■ EXERCISE OBJECTIVE: Using the records provided below, locate and copy each line that contains the word "Отоке".

[Records from a data source]
· · · · ·

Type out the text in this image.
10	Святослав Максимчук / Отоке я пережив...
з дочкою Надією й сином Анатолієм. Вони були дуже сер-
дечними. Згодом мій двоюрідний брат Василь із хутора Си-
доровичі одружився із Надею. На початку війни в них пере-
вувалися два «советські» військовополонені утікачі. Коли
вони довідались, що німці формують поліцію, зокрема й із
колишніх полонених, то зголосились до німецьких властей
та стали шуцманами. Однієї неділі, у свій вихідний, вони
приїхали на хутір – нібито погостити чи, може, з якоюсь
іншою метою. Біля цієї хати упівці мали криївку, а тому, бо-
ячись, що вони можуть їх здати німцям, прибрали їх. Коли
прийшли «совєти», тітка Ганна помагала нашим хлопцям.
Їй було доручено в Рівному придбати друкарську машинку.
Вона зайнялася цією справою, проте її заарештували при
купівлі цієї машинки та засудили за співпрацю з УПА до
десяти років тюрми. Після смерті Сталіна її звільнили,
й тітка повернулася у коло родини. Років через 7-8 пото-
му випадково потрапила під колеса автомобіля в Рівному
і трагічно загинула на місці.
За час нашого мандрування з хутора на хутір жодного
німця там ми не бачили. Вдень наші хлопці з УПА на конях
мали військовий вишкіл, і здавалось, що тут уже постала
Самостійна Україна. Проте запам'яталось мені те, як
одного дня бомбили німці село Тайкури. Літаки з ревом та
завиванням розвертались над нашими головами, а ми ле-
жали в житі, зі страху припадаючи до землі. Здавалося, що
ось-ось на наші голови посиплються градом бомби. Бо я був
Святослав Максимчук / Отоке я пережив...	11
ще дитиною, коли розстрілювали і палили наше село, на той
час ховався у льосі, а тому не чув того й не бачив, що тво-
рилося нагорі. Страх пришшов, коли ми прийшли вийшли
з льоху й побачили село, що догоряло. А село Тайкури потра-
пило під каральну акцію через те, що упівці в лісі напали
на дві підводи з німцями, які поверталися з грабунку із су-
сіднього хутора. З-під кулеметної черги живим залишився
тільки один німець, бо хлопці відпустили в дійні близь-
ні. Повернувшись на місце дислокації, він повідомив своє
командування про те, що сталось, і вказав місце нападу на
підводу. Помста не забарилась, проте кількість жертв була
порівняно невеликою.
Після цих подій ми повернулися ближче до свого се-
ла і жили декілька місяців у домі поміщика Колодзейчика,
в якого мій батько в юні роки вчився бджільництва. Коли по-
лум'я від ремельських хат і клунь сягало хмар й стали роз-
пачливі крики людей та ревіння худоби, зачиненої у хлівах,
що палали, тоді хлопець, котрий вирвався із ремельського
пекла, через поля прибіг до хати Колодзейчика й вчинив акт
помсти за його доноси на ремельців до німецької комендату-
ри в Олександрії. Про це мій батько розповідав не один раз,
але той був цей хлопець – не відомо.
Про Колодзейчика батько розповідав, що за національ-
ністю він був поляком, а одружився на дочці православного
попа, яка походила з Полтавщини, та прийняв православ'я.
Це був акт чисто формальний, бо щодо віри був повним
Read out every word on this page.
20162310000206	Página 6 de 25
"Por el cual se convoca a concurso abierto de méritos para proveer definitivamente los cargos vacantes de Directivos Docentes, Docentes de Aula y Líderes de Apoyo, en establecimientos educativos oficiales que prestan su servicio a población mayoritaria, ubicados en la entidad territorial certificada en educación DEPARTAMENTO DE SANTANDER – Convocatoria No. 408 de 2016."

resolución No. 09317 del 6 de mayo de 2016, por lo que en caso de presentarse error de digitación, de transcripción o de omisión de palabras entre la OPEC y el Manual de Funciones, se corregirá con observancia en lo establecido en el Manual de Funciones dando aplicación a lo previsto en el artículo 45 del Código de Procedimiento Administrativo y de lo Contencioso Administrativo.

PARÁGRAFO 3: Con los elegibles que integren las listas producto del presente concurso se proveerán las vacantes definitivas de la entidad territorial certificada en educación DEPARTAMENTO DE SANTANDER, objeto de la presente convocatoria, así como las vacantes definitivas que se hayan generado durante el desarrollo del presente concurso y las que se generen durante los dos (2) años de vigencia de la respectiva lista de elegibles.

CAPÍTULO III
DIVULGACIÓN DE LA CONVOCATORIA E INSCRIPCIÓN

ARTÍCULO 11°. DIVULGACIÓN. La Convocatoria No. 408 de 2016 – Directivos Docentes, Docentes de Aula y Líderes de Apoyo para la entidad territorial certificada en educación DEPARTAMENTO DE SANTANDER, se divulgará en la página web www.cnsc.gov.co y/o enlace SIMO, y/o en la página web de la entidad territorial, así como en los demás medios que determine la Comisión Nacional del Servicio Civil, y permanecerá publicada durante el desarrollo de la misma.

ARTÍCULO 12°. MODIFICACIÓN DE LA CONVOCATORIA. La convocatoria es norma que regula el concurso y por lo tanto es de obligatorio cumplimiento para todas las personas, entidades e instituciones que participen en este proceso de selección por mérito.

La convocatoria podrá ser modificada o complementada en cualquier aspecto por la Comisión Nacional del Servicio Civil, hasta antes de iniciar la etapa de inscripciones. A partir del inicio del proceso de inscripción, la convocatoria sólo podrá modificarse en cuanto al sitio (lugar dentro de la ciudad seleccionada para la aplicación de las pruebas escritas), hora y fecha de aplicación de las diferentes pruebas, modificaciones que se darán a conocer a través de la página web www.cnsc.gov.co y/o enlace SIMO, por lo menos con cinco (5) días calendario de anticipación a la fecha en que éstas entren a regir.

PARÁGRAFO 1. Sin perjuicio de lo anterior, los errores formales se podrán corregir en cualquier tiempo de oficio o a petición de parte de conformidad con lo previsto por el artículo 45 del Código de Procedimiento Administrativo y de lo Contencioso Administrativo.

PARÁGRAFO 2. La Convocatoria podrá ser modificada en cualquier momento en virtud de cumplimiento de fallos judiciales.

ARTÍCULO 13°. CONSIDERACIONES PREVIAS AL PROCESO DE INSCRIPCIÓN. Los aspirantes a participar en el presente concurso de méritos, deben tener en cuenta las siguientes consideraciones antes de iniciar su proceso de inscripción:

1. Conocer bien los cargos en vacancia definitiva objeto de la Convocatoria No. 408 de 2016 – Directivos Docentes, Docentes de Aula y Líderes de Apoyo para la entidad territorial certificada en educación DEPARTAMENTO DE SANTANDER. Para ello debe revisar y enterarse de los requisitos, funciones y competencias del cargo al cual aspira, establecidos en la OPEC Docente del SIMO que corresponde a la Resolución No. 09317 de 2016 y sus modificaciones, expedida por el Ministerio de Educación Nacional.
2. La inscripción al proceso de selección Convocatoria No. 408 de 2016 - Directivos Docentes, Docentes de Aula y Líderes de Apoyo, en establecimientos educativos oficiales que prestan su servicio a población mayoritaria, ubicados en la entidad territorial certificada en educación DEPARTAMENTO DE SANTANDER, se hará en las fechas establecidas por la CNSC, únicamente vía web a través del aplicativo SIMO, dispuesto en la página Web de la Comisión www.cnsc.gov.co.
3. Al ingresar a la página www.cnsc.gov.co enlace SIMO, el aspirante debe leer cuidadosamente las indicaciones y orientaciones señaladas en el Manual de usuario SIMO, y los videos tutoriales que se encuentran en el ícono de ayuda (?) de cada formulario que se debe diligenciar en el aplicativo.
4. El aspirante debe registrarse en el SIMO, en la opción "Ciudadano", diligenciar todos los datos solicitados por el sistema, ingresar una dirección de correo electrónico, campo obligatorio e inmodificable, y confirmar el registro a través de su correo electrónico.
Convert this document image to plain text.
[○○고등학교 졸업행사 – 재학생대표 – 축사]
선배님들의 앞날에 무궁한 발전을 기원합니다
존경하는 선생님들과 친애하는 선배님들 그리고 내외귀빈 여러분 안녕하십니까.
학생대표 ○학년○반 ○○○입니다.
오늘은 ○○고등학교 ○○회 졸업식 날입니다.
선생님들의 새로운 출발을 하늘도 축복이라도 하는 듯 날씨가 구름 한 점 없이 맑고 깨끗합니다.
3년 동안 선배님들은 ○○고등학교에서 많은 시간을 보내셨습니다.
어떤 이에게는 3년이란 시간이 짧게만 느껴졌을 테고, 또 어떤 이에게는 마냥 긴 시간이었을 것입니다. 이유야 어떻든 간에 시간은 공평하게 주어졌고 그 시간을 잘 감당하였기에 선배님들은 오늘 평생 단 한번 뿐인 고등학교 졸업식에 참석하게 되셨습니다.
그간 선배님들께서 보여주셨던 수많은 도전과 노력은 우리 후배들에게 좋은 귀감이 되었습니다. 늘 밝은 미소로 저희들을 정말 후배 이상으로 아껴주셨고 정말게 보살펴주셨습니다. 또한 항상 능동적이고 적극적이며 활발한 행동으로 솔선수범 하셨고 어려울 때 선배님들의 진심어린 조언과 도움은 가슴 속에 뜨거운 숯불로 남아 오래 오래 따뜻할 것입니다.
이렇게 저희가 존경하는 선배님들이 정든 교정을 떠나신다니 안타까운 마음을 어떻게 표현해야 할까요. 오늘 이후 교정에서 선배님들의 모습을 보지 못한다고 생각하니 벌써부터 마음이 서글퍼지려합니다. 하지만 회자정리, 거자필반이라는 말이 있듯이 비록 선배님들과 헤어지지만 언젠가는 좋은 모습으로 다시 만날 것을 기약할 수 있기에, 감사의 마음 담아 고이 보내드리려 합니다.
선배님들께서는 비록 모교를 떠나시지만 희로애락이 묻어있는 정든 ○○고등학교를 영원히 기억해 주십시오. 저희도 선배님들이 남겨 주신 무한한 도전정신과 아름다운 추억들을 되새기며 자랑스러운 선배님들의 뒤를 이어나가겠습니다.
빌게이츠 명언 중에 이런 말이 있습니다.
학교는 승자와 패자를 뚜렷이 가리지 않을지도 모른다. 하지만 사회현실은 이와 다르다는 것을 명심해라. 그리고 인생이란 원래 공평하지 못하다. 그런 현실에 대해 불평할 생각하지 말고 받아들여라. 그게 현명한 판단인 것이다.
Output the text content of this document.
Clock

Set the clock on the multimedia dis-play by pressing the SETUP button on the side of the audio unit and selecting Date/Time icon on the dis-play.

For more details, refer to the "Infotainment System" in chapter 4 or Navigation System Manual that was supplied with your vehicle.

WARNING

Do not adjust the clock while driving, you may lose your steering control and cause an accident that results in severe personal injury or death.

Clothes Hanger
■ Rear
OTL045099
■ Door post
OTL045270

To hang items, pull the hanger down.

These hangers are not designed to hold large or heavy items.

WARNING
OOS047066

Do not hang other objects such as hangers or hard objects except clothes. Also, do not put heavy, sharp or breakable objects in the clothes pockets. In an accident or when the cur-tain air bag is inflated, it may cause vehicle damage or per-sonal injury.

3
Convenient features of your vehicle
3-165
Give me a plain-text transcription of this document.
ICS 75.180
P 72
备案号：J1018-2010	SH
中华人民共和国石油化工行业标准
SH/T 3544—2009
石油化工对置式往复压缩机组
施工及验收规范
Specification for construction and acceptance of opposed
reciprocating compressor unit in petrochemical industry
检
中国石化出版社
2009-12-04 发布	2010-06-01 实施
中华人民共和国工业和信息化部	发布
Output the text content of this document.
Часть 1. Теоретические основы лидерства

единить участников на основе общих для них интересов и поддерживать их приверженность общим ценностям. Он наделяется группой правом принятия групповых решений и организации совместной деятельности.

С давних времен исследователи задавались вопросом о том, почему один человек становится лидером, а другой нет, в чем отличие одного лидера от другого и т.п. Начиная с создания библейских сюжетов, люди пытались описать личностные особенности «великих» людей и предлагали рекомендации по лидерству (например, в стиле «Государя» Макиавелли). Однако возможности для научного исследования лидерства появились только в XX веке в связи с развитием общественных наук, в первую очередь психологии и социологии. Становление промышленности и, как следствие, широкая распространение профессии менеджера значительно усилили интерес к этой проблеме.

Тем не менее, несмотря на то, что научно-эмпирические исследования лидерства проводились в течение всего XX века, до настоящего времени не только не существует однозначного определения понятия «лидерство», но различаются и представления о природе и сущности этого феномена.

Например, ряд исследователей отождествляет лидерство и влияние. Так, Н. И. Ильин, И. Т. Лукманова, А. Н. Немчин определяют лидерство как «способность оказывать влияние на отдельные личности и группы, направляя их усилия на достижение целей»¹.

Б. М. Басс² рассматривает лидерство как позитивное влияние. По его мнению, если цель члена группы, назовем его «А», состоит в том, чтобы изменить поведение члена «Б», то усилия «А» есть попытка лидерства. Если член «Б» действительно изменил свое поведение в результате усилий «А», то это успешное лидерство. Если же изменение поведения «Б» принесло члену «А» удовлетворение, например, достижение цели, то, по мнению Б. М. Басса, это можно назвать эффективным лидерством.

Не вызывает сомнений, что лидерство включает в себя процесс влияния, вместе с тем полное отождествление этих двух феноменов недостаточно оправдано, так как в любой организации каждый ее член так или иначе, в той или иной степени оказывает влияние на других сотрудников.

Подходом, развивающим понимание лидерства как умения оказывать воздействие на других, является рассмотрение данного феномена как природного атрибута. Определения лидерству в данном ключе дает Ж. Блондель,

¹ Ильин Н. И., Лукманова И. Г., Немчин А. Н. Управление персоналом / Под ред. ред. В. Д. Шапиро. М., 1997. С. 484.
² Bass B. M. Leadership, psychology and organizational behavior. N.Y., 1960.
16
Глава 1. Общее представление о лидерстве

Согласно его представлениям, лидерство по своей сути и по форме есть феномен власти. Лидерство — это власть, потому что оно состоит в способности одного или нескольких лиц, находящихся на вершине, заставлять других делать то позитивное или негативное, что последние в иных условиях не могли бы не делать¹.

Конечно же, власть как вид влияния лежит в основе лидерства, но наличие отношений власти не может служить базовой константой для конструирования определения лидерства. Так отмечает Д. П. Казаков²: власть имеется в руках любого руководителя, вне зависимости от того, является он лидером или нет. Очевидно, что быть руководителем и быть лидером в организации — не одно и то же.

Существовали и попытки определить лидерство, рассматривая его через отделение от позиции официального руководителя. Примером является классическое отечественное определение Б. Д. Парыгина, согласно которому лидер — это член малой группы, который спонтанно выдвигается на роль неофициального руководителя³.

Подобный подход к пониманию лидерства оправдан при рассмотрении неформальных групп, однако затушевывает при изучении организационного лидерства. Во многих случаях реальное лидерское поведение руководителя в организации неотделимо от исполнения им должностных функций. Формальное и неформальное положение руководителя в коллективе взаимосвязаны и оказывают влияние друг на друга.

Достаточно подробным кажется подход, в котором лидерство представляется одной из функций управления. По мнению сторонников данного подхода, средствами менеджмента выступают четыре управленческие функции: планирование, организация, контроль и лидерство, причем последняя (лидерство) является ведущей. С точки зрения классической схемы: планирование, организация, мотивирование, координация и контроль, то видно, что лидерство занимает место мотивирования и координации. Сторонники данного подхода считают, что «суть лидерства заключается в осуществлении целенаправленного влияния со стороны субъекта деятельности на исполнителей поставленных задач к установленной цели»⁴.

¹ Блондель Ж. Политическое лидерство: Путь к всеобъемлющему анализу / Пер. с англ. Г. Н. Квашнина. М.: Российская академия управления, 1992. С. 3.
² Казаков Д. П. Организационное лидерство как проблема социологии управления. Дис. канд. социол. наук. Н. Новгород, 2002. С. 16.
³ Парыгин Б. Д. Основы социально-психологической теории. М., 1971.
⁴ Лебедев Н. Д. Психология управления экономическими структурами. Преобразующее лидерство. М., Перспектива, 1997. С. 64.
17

· · · · ·

■ EXPECTED ANSWER:
10	Святослав Максимчук / Отоке я пережив...
Святослав Максимчук / Отоке я пережив...	11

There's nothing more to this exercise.